Work instructions
[A] In the judgment excerpt, repeat the passage from "8. The Additional" to "or on behalf of the Company.", replacing "promissory note" with "pronote".
[B] List every individual person whom the judgment excerpt refers to by name.

7. The Additional Civil Judge held that the creditor had no separate cause of action against the sons of P.L. Jaitly. His property had vested in the Official Assignee and extended to the interest of the sons in the joint family property. The plaintiff must look to the Official Assignee so far as this property is concerned. There could be no doubt, the Additional Civil Judge found, that P.L. Jaitly had acted in the transaction as manager of the joint Hindu family; hence the entire family was liable and consequently his brothers and their sons were liable. The learned Judge then considered whether the transaction was entered into by him as Managing Agent of the L.G.J.E.D. Co. He held it clearly established that the major portion of the amount borrowed wag deposited by P.L. Jaitly in the High Court in order to secure the postponement of the appointment of a provisional liquidator. 'It may be,' he remarked,
that P.L. Jaitly contemplated that the debt would be paid out of the Company's funds and for this purpose he transferred certain cheques which the Company's customers had issued in its favour to the Behar Bank Ltd. (on which Bank Joshi Parshotamji had drawn the cheque for Rs. 25,000 in favour of P.L. Jaitly) with the direction to cash them and credit the money to Joahi Parshotamji's account. The amount thus paid back was more than Rs. 4000. The immediate object of the loan was to save himself and his family from being ousted from the lucrative position of Managing Agents of the Company. P.L. Jaitly borrowed the money and deposited it in the High Court to prevent the liquidator from taking possession of the concern.
8. The Additional Civil Judge in support of this view referred to an application made by P.L. Jaitly and his brother Kesri Narain to withdraw the money when subsequently a liquidator was appointed, (the application being dismissed). This showed, he thought, that the family recognised that the payment had been made on its behalf. As regards the alleged liability of the L.G.J.E.D. Co., the learned Judge referred to Section 89, Companies Act, and pointed out that there was nothing in the promissory note to show that it was executed on behalf of the Company. Though P.L. Jaitly was authorised to borrow money for the Company the fact remained that he did not choose to execute the promissory note for or on behalf of the Company.
9. The Additional Civil Judge accepted the evidence of the plaintiff's witness, Hari Krishna Bhatt (who is the son-in-law of Joshi Parshotamji) that the letter, Ex. 16, was written at the same time as the promissory note, but did not think that the statement therein that the money was borrowed 'for the requirement in connection with the L.G.J.E.D. Co.,' proved that the money was lent to the Company. P.L. Jaitly had referred in this letter to 'my pronote' and stated both in it and in the other letter, Ex. 15, that he had executed it. The learned Judge repelled the contention that the Company should be held liable because it benefited by the deposit of the money in Court. Learned Counsel for the appellant hardly disputed that so far as the suit is based on the promissory note the L.G.J.E.D. Co. could not be held liable, having regard to the provisions of Section 89, Companies Act. Indeed, we see from the judgment of the Court below that this was frankly conceded there. But he argued from the fact that the Company benefited and that the letter Ex. 16 showed that Joshi Parshotam knew for what purpose the money was being borrowed that the Company should be held liable. Undoubtedly the suit was not a simple suit on a promissory note; there was the additional security of the shares in the Gorakhpur Co. which had been pledged with the creditor. But this in no way affects the liability of the L.G.J.E.D. Co. It affects only P.L. Jaitly himself. It may, therefore, be thought doubtful whether the suit can be said to be based directly on the consideration also, so as to support the claim against the Company. But as it is clearly averred that the money was borrowed for the Company and that the Company benefited we are not disposed to take a very rigid view about this. It is with reference to these considerations and facts that we have examined a number of authorities cited on either side.

Provided material
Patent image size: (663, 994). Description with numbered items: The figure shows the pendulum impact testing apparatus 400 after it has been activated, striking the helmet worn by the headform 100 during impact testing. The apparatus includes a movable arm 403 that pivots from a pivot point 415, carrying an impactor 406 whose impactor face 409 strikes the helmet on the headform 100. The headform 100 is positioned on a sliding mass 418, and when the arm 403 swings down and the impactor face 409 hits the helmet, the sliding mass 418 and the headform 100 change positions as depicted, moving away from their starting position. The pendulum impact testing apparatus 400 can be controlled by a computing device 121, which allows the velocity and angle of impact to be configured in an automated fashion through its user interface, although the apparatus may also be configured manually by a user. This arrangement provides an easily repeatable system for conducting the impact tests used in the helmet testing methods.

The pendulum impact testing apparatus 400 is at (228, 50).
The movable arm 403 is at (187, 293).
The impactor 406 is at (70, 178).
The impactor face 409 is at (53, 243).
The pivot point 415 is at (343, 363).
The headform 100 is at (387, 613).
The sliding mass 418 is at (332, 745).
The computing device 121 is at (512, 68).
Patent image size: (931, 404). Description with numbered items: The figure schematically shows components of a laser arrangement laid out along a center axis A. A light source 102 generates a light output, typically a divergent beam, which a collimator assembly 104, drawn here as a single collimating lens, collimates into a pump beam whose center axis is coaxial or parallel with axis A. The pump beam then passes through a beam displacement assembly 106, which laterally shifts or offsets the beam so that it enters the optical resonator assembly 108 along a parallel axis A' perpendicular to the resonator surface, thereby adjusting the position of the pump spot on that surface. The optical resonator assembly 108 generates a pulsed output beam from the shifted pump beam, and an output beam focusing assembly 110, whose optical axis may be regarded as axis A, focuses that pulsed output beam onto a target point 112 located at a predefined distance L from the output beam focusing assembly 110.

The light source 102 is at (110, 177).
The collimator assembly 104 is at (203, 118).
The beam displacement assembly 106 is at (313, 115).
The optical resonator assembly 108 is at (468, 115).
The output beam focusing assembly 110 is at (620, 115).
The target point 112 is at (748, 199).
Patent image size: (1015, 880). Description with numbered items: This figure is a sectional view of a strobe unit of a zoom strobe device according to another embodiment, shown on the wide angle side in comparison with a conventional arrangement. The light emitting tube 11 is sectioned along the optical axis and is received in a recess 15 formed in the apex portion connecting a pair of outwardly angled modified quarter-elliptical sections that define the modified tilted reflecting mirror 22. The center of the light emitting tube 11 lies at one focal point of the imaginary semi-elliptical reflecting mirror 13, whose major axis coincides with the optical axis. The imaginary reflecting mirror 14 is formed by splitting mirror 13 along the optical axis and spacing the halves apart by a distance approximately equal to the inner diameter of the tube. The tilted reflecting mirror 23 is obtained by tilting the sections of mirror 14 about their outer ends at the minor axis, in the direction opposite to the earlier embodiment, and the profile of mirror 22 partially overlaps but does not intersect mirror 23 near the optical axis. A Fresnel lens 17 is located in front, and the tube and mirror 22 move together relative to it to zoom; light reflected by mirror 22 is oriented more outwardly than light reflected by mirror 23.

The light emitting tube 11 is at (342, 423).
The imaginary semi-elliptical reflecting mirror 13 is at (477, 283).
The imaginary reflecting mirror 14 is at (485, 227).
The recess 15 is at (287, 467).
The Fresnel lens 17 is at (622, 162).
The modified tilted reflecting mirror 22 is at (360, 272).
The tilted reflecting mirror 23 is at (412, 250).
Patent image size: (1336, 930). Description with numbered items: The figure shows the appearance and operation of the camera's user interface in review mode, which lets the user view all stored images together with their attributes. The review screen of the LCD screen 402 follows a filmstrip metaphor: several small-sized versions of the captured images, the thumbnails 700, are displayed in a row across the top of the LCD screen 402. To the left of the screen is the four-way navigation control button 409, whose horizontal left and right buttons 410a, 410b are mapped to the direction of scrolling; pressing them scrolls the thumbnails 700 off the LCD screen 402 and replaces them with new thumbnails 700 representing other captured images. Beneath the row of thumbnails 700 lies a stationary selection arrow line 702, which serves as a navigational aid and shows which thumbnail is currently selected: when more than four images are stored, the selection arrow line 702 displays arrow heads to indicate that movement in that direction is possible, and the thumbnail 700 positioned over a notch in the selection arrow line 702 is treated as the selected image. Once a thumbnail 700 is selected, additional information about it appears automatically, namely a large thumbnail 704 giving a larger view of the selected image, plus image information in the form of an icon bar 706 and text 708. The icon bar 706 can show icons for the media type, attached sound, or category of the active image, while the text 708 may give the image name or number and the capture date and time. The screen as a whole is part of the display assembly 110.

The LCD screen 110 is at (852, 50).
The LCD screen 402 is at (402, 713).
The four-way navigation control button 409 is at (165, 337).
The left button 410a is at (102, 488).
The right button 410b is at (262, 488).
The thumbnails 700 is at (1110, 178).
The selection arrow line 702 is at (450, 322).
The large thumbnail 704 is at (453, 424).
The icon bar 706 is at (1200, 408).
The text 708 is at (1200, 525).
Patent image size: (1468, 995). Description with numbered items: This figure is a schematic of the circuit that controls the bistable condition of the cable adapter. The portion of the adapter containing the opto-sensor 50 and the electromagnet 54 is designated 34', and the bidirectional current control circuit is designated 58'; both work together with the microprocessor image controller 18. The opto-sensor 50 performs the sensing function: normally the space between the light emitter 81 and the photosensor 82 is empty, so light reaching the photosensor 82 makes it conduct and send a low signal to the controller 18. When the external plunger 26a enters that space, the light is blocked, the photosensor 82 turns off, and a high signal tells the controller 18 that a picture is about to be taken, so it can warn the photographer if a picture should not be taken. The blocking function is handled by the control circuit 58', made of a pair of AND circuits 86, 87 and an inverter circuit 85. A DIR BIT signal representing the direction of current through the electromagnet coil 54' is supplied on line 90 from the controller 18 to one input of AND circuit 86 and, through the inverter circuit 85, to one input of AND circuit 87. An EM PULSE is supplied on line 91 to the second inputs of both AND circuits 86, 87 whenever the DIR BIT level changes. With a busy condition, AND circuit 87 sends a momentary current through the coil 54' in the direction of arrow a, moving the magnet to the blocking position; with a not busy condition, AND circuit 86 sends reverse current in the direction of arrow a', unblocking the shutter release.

Full answers
[A]
8. The Additional Civil Judge in support of this view referred to an application made by P.L. Jaitly and his brother Kesri Narain to withdraw the money when subsequently a liquidator was appointed, (the application being dismissed). This showed, he thought, that the family recognised that the payment had been made on its behalf. As regards the alleged liability of the L.G.J.E.D. Co., the learned Judge referred to Section 89, Companies Act, and pointed out that there was nothing in the pronote to show that it was executed on behalf of the Company. Though P.L. Jaitly was authorised to borrow money for the Company the fact remained that he did not choose to execute the pronote for or on behalf of the Company.

[B]
- P.L. Jaitly
- Joshi Parshotamji
- Kesri Narain
- Hari Krishna Bhatt